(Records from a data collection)
+ + + +
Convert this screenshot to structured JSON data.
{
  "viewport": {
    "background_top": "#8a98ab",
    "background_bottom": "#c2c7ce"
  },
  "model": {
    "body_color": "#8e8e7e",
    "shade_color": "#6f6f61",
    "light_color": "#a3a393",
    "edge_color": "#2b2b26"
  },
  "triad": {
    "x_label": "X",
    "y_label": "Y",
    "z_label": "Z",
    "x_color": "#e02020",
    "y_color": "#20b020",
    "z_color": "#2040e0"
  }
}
+ + + +
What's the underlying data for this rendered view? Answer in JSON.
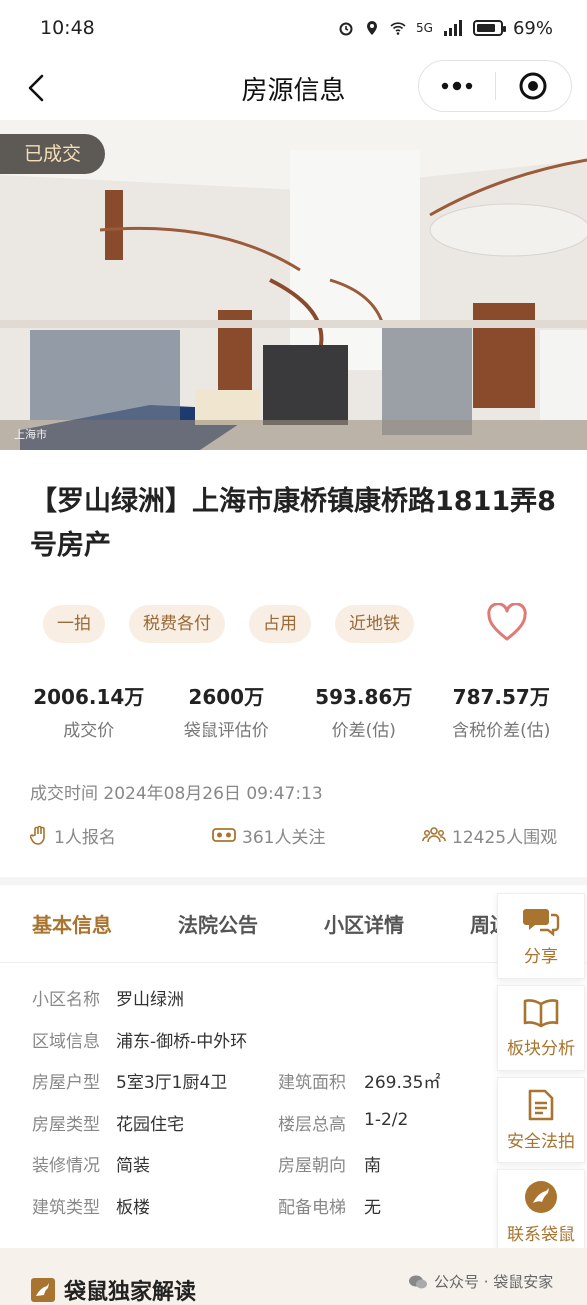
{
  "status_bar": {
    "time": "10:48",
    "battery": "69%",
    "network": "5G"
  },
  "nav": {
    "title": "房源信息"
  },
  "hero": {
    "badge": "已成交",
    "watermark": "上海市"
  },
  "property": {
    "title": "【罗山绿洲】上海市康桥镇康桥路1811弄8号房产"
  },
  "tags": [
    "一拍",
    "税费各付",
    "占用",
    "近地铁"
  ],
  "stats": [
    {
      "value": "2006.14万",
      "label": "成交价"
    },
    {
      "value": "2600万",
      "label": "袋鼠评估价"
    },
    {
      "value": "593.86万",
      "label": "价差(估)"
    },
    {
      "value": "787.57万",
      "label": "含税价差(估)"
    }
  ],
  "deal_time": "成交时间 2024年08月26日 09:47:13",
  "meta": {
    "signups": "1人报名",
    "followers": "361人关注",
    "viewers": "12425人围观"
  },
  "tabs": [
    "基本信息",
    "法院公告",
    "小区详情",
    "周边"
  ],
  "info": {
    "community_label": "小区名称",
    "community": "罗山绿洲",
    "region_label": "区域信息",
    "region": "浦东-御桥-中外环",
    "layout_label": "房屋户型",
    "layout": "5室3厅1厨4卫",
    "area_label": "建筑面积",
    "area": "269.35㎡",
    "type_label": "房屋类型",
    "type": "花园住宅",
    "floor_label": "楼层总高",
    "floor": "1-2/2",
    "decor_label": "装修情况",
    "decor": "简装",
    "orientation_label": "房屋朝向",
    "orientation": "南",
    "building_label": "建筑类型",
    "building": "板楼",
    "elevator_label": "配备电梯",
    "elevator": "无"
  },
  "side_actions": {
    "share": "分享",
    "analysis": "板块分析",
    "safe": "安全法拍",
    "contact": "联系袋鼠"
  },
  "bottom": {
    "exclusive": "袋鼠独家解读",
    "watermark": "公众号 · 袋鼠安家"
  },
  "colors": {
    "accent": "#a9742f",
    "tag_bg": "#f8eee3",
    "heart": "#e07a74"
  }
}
+ + + +
● **What you need to do**
What is the number of lines that hold the string "JSON"? Reply with that number alone.

● **Exercise response**
2